Obviously, tremendous experience at the GMM level.

Ken Hicks

Yes.

Bob Buchanan - A.G. Edwards

I'm just wondering also, on the off-the-mall, if you can update us there as to what's going on there, whether there were any new test initiatives beyond Mount Juliet in Tennessee? Just comment as to how you may have beefed up your real estate staffing to deal with the different reality with regard to strip center locations.

Mike Ullman

Yes, I will comment on that. We have, in fact, beefed up our market area research, as well as our planning and our real estate team. They are up to the task. We've identified more than 50 stores in terms of the pool of opportunities for 2007, and we feel very confident about being able to deliver the 50 stores in the appropriate locations to for next year already.

In terms of the prototype at Mount Juliet, we made 20 changes in that store from our previous mall prototype, and we're going to continue to evolve that concept. We feel, at the moment, the last six stores have performed exceedingly well, and we just think it just keeps getting better and better. We are obviously focusing on productivity as well as what the customer is telling us about the experience.

The fact that we are putting Sephora in predominantly new stores next year will tell you that there will be an evolution there. It's going to being center stage as you come into the store, leading into fine jewelry, and we think that will drive productivity and excitement in that off-mall concept.

DATA SECTION:
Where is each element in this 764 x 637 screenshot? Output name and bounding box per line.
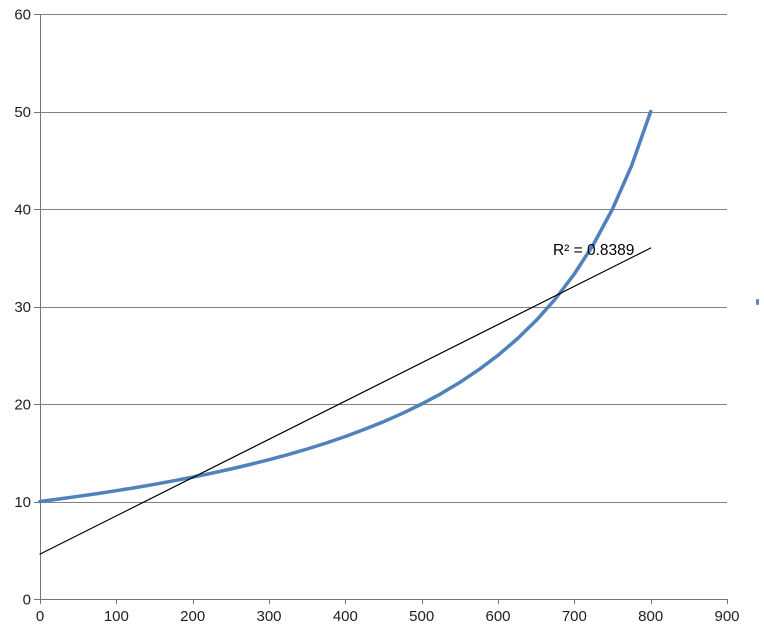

PROBLEMS TO SOLVE:
A - Answer these questions from the call transcript on off-mall stores:
(i) How many changes were made in the Mount Juliet store from the previous mall prototype?
(ii) How many stores have been identified in the pool of opportunities for 2007?
(iii) Where will Sephora be placed as you come into the store?
B - Write out the stretch of the call transcript on off-mall stores from "The fact that" through "that off-mall concept.".
C - Write what comes next in the call transcript on off-mall stores, picking up after its last sentence.
The listing plays no part in this work.

RESPONSES BY TASK:
A -
(i) 20
(ii) More than 50
(iii) Center stage, leading into fine jewelry

B -
The fact that we are putting Sephora in predominantly new stores next year will tell you that there will be an evolution there. It's going to being center stage as you come into the store, leading into fine jewelry, and we think that will drive productivity and excitement in that off-mall concept.

C -
Bob Buchanan - A.G. Edwards

Great, thanks so much.

Operator

Our next question comes from Michelle Clark, Morgan Stanley.

Michelle Clark - Morgan Stanley

Thank you, good morning. Can you guys tell us what assumptions you are making in your full year guidance? First in terms of the strength of the consumer and then secondly on any market share gains resulting from consolidation in the department store sector?

Mike Ullman

I think, overall, we've always planned what we think is appropriate for the economic climate as well as what we see as the business opportunities. One nice thing about retailing is you can always look back and see things that you could've done better, and we believe that we have those opportunities throughout the year.

As I said earlier, we believe we're competing very effectively against the mall-based competitors, where most of the consolidation impact is being seen. We believe that our new store strategy will gain a lot of new customers as we expand into the off-mall format.

So, we are aware of the pressure that our consumer is feeling, in terms of the effect, the potential effect of gasoline price increases, but at the same time, given the style and quality they are getting at a smart price, we believe we're very well-positioned for that kind of an economic climate. So far, she hasn't disappointed us.

Operator

Our next question comes from Stacy Turnof, Merrill Lynch.

Stacy Turnof - Merrill Lynch

Good morning, everyone. First, can you tell us what you are expecting real estate income to be at the year-end?

Bob Cavanaugh

Yes, I think our normal run rate, Stacy, for real estate operations is about $7.5 million per quarter or $30 million for the year. That would include sublease income on certain properties, as well as income from joint ventures in our JCP Realty operation. That's normal real estate operations. Anything else would be real estate income on the sale of properties on a periodic basis, and we certainly wouldn't plan that. But our plan does have a normal run rate of $30 million a year for normal real estate operations.

Stacy Turnof - Merrill Lynch

Great. My second question is would you be able to quantify the level of incremental sales from your POS systems within the store?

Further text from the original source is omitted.